_Provided entries_.
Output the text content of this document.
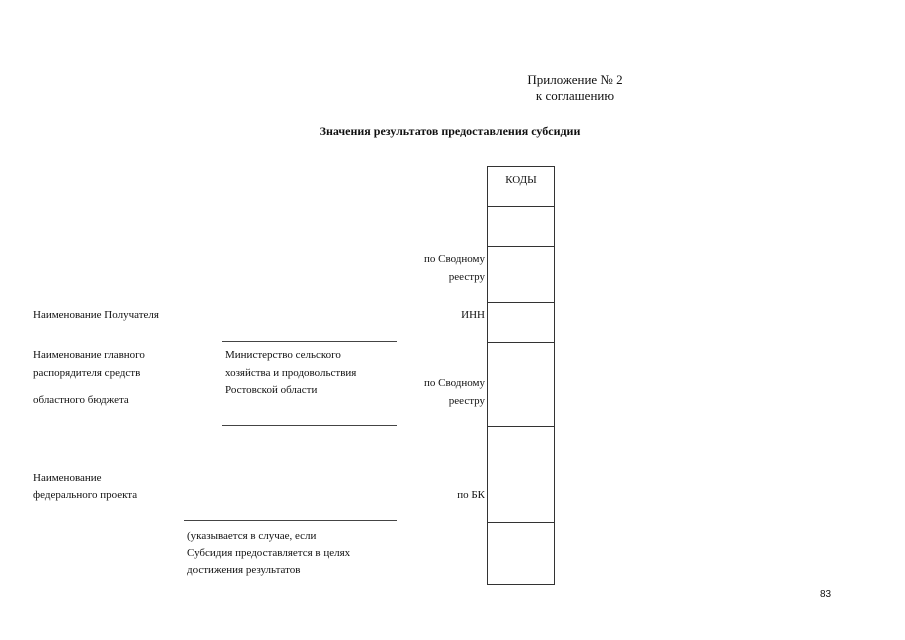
Приложение № 2
к соглашению
Значения результатов предоставления субсидии
КОДЫ
по Сводному
реестру
ИНН
по Сводному
реестру
по БК
Наименование Получателя
Наименование главного
распорядителя средств
областного бюджета
Наименование
федерального проекта
Министерство сельского
хозяйства и продовольствия
Ростовской области
(указывается в случае, если
Субсидия предоставляется в целях
достижения результатов
83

_Aim of the task_.
Above are records to transcribe exactly; leave their pictures out.

_Answer to the problem_.
Output the text content of this document.
Приложение № 2
к соглашению
Значения результатов предоставления субсидии
КОДЫ
по Сводному
реестру
ИНН
по Сводному
реестру
по БК
Наименование Получателя
Наименование главного
распорядителя средств
областного бюджета
Наименование
федерального проекта
Министерство сельского
хозяйства и продовольствия
Ростовской области
(указывается в случае, если
Субсидия предоставляется в целях
достижения результатов
83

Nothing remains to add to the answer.